Read the entries below and pull out each line with the string "Архангельской".

(Items from a dataset)
┄┄┄┄┄┄┄┄┄┄
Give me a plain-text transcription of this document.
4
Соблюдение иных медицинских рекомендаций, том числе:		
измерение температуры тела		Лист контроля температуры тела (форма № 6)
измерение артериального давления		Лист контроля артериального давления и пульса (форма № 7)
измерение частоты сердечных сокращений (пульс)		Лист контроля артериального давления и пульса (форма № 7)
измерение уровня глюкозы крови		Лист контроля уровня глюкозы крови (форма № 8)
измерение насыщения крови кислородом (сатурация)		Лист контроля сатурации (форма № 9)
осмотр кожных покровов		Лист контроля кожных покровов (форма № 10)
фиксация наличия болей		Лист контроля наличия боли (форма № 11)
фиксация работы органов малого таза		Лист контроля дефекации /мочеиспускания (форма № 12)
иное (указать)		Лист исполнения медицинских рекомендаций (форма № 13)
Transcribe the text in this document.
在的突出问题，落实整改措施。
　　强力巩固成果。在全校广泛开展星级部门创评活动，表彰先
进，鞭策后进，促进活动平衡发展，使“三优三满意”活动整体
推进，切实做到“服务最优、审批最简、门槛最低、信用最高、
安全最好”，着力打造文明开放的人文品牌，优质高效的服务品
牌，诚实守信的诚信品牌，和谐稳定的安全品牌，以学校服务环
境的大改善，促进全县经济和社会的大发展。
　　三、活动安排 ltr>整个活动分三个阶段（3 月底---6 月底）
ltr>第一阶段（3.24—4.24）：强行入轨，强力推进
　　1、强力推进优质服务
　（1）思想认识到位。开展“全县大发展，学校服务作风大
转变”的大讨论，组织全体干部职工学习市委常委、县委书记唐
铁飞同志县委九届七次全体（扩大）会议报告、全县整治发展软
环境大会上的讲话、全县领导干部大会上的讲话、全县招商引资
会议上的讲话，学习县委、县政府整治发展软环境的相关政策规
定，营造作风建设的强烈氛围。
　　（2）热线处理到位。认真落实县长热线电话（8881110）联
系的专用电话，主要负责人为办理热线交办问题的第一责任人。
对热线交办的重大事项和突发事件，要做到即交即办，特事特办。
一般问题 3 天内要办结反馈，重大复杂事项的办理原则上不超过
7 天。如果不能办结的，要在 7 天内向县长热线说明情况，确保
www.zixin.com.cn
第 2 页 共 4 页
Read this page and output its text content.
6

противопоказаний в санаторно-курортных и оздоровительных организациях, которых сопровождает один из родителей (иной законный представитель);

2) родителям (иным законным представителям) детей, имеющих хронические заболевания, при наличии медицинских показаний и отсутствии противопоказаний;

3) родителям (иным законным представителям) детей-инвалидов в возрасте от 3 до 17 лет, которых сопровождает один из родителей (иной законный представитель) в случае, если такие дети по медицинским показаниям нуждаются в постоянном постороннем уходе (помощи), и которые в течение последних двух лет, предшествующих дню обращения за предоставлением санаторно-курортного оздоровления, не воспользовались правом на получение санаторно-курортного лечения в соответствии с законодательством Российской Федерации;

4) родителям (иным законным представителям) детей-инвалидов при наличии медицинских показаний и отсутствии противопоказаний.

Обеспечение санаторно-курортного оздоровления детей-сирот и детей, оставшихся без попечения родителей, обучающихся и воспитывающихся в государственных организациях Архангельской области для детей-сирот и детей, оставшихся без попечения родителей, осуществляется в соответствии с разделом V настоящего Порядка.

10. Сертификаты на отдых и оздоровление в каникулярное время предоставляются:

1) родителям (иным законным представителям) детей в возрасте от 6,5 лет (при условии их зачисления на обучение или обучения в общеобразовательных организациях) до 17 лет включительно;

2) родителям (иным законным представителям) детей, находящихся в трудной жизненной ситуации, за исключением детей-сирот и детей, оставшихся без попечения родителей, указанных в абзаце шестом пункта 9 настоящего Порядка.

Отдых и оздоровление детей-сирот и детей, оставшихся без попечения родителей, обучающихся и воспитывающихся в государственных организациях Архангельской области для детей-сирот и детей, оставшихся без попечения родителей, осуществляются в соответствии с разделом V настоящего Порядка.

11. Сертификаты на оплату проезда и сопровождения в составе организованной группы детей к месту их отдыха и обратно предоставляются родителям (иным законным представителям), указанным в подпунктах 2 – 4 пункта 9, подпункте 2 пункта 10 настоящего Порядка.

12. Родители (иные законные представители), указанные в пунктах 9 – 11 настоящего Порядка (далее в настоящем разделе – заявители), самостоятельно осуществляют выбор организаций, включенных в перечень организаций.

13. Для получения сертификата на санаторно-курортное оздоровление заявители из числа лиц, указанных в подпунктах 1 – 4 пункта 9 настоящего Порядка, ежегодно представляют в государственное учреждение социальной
┄┄┄┄┄┄┄┄┄┄
**Written solution**
Обеспечение санаторно-курортного оздоровления детей-сирот и детей, оставшихся без попечения родителей, обучающихся и воспитывающихся в государственных организациях Архангельской области для детей-сирот и детей, оставшихся без попечения родителей, осуществляется в соответствии с разделом V настоящего Порядка.
Отдых и оздоровление детей-сирот и детей, оставшихся без попечения родителей, обучающихся и воспитывающихся в государственных организациях Архангельской области для детей-сирот и детей, оставшихся без попечения родителей, осуществляются в соответствии с разделом V настоящего Порядка.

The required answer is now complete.